→ **SHORT EXERCISE**: Pictures should be excluded; otherwise, copy every entry exactly.

── THE DATA ──

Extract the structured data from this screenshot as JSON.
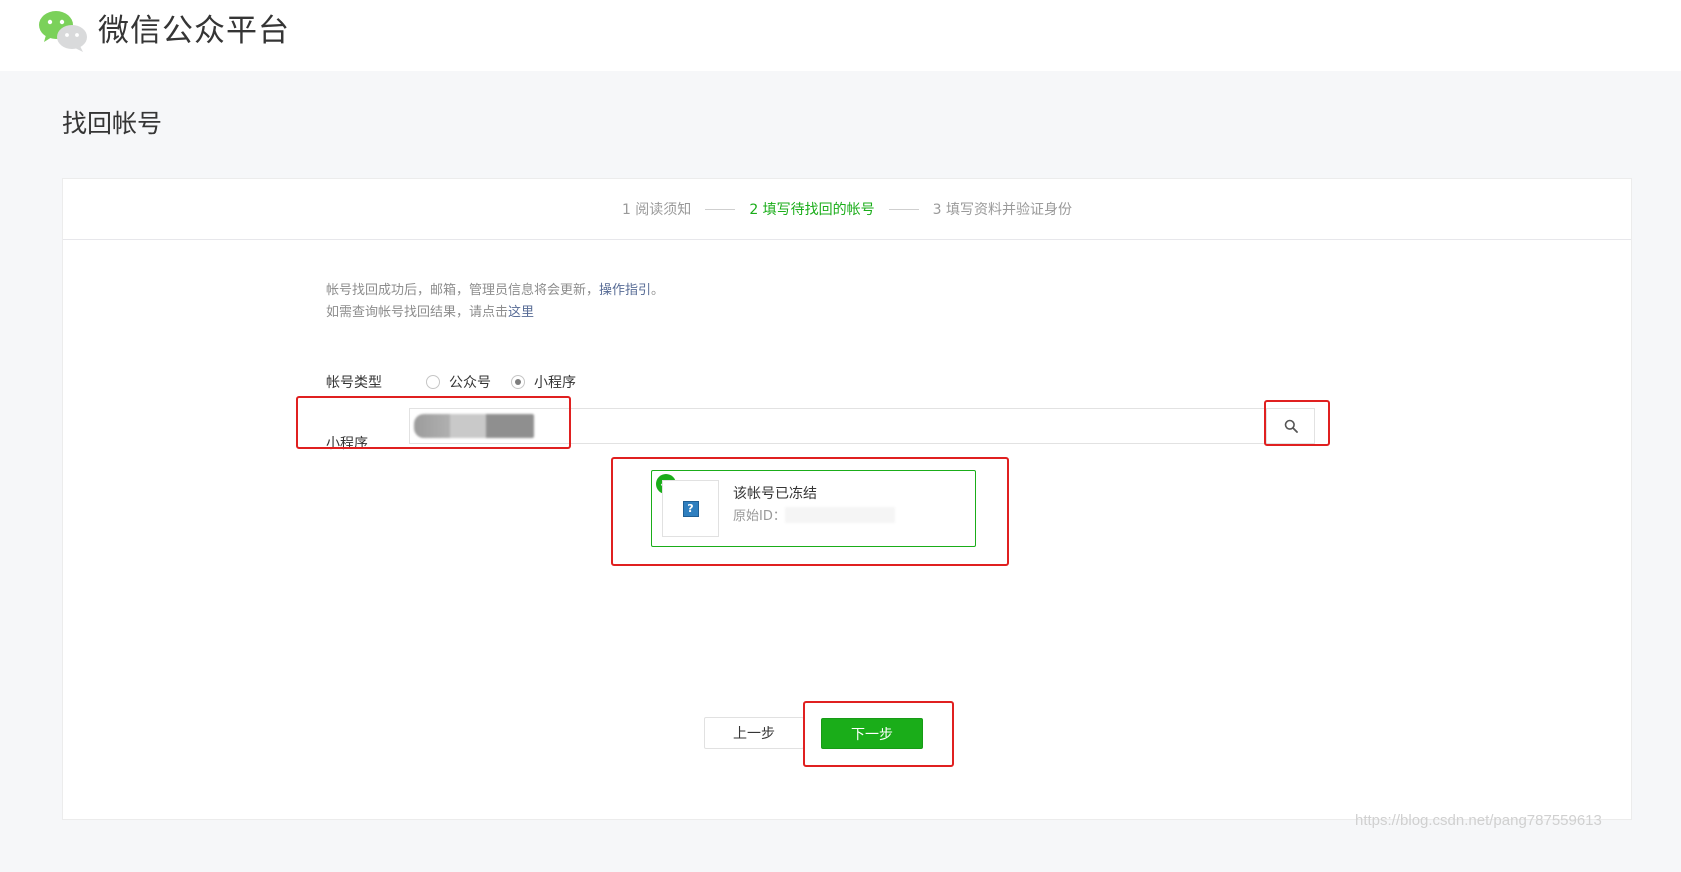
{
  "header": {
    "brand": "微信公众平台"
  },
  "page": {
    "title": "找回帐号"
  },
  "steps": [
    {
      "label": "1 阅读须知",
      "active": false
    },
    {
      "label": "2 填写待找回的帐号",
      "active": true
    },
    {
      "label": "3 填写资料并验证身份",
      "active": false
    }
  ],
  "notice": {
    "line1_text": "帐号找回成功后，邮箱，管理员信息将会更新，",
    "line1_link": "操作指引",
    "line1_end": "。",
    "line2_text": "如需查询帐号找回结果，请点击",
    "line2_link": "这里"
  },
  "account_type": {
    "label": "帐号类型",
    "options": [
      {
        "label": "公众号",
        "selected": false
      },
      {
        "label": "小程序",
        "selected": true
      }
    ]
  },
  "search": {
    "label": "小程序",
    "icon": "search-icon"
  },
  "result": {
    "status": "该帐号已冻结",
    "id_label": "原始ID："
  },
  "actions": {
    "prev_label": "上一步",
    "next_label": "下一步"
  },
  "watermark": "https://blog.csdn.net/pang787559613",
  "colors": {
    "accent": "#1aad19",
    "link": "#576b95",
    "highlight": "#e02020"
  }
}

───

→ **EXERCISE ANSWER**:
Extract the structured data from this screenshot as JSON.
{
  "header": {
    "brand": "微信公众平台"
  },
  "page": {
    "title": "找回帐号"
  },
  "steps": [
    {
      "label": "1 阅读须知",
      "active": false
    },
    {
      "label": "2 填写待找回的帐号",
      "active": true
    },
    {
      "label": "3 填写资料并验证身份",
      "active": false
    }
  ],
  "notice": {
    "line1_text": "帐号找回成功后，邮箱，管理员信息将会更新，",
    "line1_link": "操作指引",
    "line1_end": "。",
    "line2_text": "如需查询帐号找回结果，请点击",
    "line2_link": "这里"
  },
  "account_type": {
    "label": "帐号类型",
    "options": [
      {
        "label": "公众号",
        "selected": false
      },
      {
        "label": "小程序",
        "selected": true
      }
    ]
  },
  "search": {
    "label": "小程序",
    "icon": "search-icon"
  },
  "result": {
    "status": "该帐号已冻结",
    "id_label": "原始ID："
  },
  "actions": {
    "prev_label": "上一步",
    "next_label": "下一步"
  },
  "watermark": "https://blog.csdn.net/pang787559613",
  "colors": {
    "accent": "#1aad19",
    "link": "#576b95",
    "highlight": "#e02020"
  }
}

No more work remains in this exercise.